> **Task details**
Retype the data that follows line by line, exactly, and leave its pictures out.

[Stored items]

----------

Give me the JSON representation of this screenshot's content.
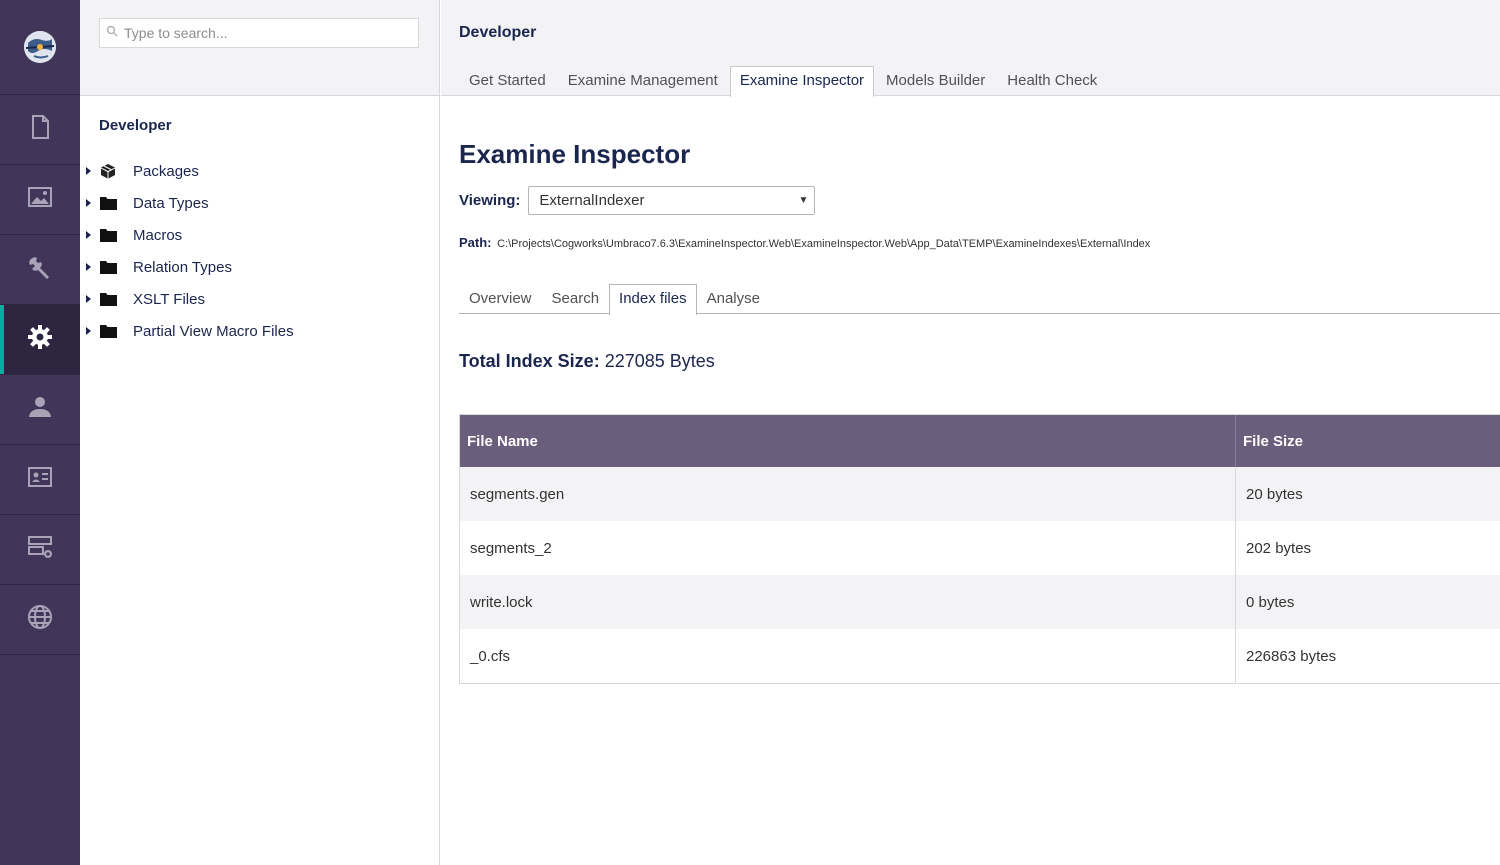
{
  "rail": {
    "logo": "umbraco-logo-icon",
    "items": [
      {
        "name": "content",
        "icon": "document-icon"
      },
      {
        "name": "media",
        "icon": "image-icon"
      },
      {
        "name": "settings",
        "icon": "wrench-icon"
      },
      {
        "name": "developer",
        "icon": "gear-icon",
        "active": true
      },
      {
        "name": "users",
        "icon": "user-icon"
      },
      {
        "name": "members",
        "icon": "id-card-icon"
      },
      {
        "name": "forms",
        "icon": "forms-icon"
      },
      {
        "name": "translation",
        "icon": "globe-icon"
      }
    ]
  },
  "tree": {
    "search_placeholder": "Type to search...",
    "title": "Developer",
    "items": [
      {
        "label": "Packages",
        "icon": "package-icon"
      },
      {
        "label": "Data Types",
        "icon": "folder-icon"
      },
      {
        "label": "Macros",
        "icon": "folder-icon"
      },
      {
        "label": "Relation Types",
        "icon": "folder-icon"
      },
      {
        "label": "XSLT Files",
        "icon": "folder-icon"
      },
      {
        "label": "Partial View Macro Files",
        "icon": "folder-icon"
      }
    ]
  },
  "header": {
    "title": "Developer",
    "tabs": [
      {
        "label": "Get Started"
      },
      {
        "label": "Examine Management"
      },
      {
        "label": "Examine Inspector",
        "active": true
      },
      {
        "label": "Models Builder"
      },
      {
        "label": "Health Check"
      }
    ]
  },
  "inspector": {
    "heading": "Examine Inspector",
    "viewing_label": "Viewing:",
    "viewing_value": "ExternalIndexer",
    "path_label": "Path:",
    "path_value": "C:\\Projects\\Cogworks\\Umbraco7.6.3\\ExamineInspector.Web\\ExamineInspector.Web\\App_Data\\TEMP\\ExamineIndexes\\External\\Index",
    "tabs": [
      {
        "label": "Overview"
      },
      {
        "label": "Search"
      },
      {
        "label": "Index files",
        "active": true
      },
      {
        "label": "Analyse"
      }
    ],
    "total_label": "Total Index Size:",
    "total_value": "227085 Bytes",
    "table": {
      "headers": [
        "File Name",
        "File Size"
      ],
      "rows": [
        [
          "segments.gen",
          "20 bytes"
        ],
        [
          "segments_2",
          "202 bytes"
        ],
        [
          "write.lock",
          "0 bytes"
        ],
        [
          "_0.cfs",
          "226863 bytes"
        ]
      ]
    }
  },
  "colors": {
    "rail_bg": "#413659",
    "accent": "#00aea2",
    "table_header": "#6a5e7c"
  }
}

----------

> **Exercise answer**
Give me the JSON representation of this screenshot's content.
{
  "rail": {
    "logo": "umbraco-logo-icon",
    "items": [
      {
        "name": "content",
        "icon": "document-icon"
      },
      {
        "name": "media",
        "icon": "image-icon"
      },
      {
        "name": "settings",
        "icon": "wrench-icon"
      },
      {
        "name": "developer",
        "icon": "gear-icon",
        "active": true
      },
      {
        "name": "users",
        "icon": "user-icon"
      },
      {
        "name": "members",
        "icon": "id-card-icon"
      },
      {
        "name": "forms",
        "icon": "forms-icon"
      },
      {
        "name": "translation",
        "icon": "globe-icon"
      }
    ]
  },
  "tree": {
    "search_placeholder": "Type to search...",
    "title": "Developer",
    "items": [
      {
        "label": "Packages",
        "icon": "package-icon"
      },
      {
        "label": "Data Types",
        "icon": "folder-icon"
      },
      {
        "label": "Macros",
        "icon": "folder-icon"
      },
      {
        "label": "Relation Types",
        "icon": "folder-icon"
      },
      {
        "label": "XSLT Files",
        "icon": "folder-icon"
      },
      {
        "label": "Partial View Macro Files",
        "icon": "folder-icon"
      }
    ]
  },
  "header": {
    "title": "Developer",
    "tabs": [
      {
        "label": "Get Started"
      },
      {
        "label": "Examine Management"
      },
      {
        "label": "Examine Inspector",
        "active": true
      },
      {
        "label": "Models Builder"
      },
      {
        "label": "Health Check"
      }
    ]
  },
  "inspector": {
    "heading": "Examine Inspector",
    "viewing_label": "Viewing:",
    "viewing_value": "ExternalIndexer",
    "path_label": "Path:",
    "path_value": "C:\\Projects\\Cogworks\\Umbraco7.6.3\\ExamineInspector.Web\\ExamineInspector.Web\\App_Data\\TEMP\\ExamineIndexes\\External\\Index",
    "tabs": [
      {
        "label": "Overview"
      },
      {
        "label": "Search"
      },
      {
        "label": "Index files",
        "active": true
      },
      {
        "label": "Analyse"
      }
    ],
    "total_label": "Total Index Size:",
    "total_value": "227085 Bytes",
    "table": {
      "headers": [
        "File Name",
        "File Size"
      ],
      "rows": [
        [
          "segments.gen",
          "20 bytes"
        ],
        [
          "segments_2",
          "202 bytes"
        ],
        [
          "write.lock",
          "0 bytes"
        ],
        [
          "_0.cfs",
          "226863 bytes"
        ]
      ]
    }
  },
  "colors": {
    "rail_bg": "#413659",
    "accent": "#00aea2",
    "table_header": "#6a5e7c"
  }
}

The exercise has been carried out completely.